(Objective):
Images must not appear in your copy; reproduce every other part of the records exactly.

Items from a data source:
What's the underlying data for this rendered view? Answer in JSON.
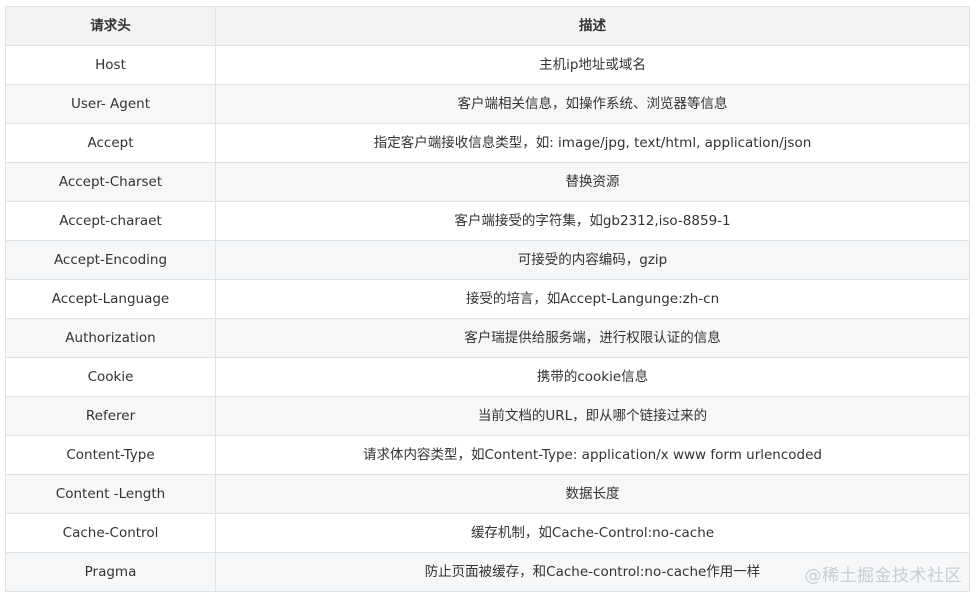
{
  "table": {
    "headers": [
      "请求头",
      "描述"
    ],
    "rows": [
      [
        "Host",
        "主机ip地址或域名"
      ],
      [
        "User- Agent",
        "客户端相关信息，如操作系统、浏览器等信息"
      ],
      [
        "Accept",
        "指定客户端接收信息类型，如: image/jpg, text/html, application/json"
      ],
      [
        "Accept-Charset",
        "替换资源"
      ],
      [
        "Accept-charaet",
        "客户端接受的字符集，如gb2312,iso-8859-1"
      ],
      [
        "Accept-Encoding",
        "可接受的内容编码，gzip"
      ],
      [
        "Accept-Language",
        "接受的培言，如Accept-Langunge:zh-cn"
      ],
      [
        "Authorization",
        "客户瑞提供给服务端，进行权限认证的信息"
      ],
      [
        "Cookie",
        "携带的cookie信息"
      ],
      [
        "Referer",
        "当前文档的URL，即从哪个链接过来的"
      ],
      [
        "Content-Type",
        "请求体内容类型，如Content-Type: application/x www form urlencoded"
      ],
      [
        "Content -Length",
        "数据长度"
      ],
      [
        "Cache-Control",
        "缓存机制，如Cache-Control:no-cache"
      ],
      [
        "Pragma",
        "防止页面被缓存，和Cache-control:no-cache作用一样"
      ]
    ]
  },
  "watermark": "@稀土掘金技术社区"
}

(Written solution):
What's the underlying data for this rendered view? Answer in JSON.
{
  "table": {
    "headers": [
      "请求头",
      "描述"
    ],
    "rows": [
      [
        "Host",
        "主机ip地址或域名"
      ],
      [
        "User- Agent",
        "客户端相关信息，如操作系统、浏览器等信息"
      ],
      [
        "Accept",
        "指定客户端接收信息类型，如: image/jpg, text/html, application/json"
      ],
      [
        "Accept-Charset",
        "替换资源"
      ],
      [
        "Accept-charaet",
        "客户端接受的字符集，如gb2312,iso-8859-1"
      ],
      [
        "Accept-Encoding",
        "可接受的内容编码，gzip"
      ],
      [
        "Accept-Language",
        "接受的培言，如Accept-Langunge:zh-cn"
      ],
      [
        "Authorization",
        "客户瑞提供给服务端，进行权限认证的信息"
      ],
      [
        "Cookie",
        "携带的cookie信息"
      ],
      [
        "Referer",
        "当前文档的URL，即从哪个链接过来的"
      ],
      [
        "Content-Type",
        "请求体内容类型，如Content-Type: application/x www form urlencoded"
      ],
      [
        "Content -Length",
        "数据长度"
      ],
      [
        "Cache-Control",
        "缓存机制，如Cache-Control:no-cache"
      ],
      [
        "Pragma",
        "防止页面被缓存，和Cache-control:no-cache作用一样"
      ]
    ]
  },
  "watermark": "@稀土掘金技术社区"
}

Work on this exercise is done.